For the data below, work out how many lines contain the word "this" and supply only that number.

* * * *

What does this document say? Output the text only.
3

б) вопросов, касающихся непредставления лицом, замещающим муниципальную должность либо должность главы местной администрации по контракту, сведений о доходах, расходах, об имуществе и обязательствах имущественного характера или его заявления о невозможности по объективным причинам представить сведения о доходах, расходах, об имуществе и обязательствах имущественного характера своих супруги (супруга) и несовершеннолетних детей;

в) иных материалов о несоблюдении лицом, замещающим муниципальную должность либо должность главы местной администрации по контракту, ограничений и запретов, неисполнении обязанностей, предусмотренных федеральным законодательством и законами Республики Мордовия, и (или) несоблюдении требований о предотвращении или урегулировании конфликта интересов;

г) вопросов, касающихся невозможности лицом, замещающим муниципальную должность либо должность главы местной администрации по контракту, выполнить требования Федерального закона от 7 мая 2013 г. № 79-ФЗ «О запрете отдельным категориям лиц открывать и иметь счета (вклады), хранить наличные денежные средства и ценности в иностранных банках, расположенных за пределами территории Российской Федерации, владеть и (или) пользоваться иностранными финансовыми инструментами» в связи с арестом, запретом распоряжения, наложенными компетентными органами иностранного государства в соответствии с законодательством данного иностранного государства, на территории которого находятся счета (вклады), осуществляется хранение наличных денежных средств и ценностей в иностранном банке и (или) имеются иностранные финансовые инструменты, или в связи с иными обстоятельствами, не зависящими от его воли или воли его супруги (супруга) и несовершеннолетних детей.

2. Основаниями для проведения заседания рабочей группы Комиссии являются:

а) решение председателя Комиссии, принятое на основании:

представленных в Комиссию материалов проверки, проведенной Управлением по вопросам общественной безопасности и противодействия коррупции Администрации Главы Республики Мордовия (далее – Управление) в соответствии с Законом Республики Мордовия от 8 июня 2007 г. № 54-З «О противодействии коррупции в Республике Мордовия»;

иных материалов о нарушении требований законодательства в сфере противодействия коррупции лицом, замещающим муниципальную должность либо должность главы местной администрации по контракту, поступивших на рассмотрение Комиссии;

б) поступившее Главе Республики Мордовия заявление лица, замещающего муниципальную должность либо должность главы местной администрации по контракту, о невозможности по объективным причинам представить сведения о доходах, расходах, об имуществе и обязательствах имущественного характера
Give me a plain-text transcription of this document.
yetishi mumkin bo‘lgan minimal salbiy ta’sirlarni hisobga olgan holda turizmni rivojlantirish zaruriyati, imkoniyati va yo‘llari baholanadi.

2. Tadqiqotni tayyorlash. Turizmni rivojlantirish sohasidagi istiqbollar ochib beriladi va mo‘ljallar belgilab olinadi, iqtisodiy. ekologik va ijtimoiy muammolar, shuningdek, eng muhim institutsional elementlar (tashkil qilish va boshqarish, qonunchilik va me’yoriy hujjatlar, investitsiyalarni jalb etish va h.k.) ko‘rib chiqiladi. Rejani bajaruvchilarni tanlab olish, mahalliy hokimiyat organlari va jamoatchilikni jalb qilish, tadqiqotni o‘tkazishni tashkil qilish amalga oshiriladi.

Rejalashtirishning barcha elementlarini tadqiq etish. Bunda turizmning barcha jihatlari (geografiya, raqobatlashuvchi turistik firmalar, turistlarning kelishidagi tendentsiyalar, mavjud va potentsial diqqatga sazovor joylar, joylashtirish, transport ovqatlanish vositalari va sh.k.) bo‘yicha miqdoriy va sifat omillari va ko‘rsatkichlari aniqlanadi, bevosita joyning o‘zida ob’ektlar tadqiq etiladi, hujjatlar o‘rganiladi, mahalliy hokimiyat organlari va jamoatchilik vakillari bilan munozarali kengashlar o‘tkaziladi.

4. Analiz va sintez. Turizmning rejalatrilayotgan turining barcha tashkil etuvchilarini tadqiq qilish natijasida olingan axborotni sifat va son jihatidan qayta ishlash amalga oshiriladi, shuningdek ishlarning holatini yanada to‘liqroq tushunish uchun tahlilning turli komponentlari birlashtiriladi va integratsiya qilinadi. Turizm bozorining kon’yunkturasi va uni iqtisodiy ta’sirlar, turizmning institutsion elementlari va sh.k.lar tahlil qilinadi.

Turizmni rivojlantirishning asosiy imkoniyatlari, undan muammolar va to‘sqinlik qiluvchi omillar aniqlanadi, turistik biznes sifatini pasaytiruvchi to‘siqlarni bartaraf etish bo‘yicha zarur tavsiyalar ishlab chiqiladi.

* * * *

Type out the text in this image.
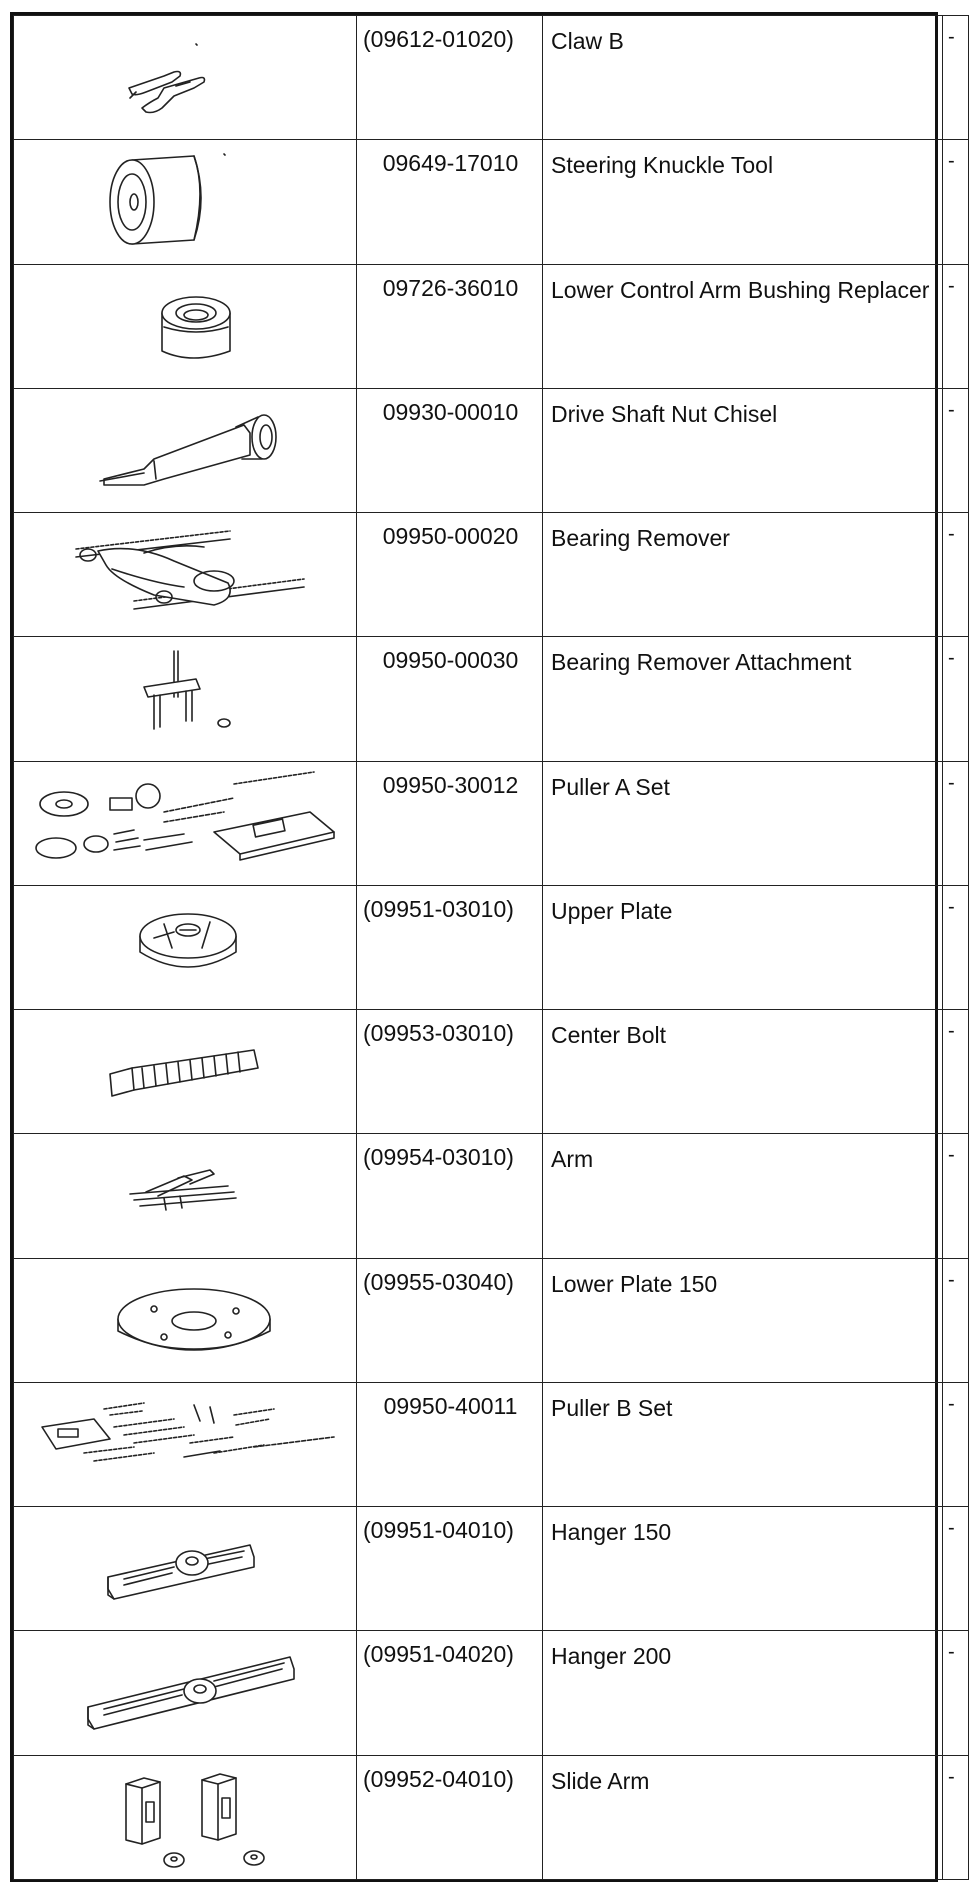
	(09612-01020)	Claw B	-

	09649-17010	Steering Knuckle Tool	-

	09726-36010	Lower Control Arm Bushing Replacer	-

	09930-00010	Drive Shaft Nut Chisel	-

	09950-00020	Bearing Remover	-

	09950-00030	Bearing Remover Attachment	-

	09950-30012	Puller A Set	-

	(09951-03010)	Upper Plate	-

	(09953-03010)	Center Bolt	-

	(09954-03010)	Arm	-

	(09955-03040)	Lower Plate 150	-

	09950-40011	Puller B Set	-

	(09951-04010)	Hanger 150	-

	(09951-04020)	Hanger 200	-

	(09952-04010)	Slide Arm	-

* * * *

- [Response]:
3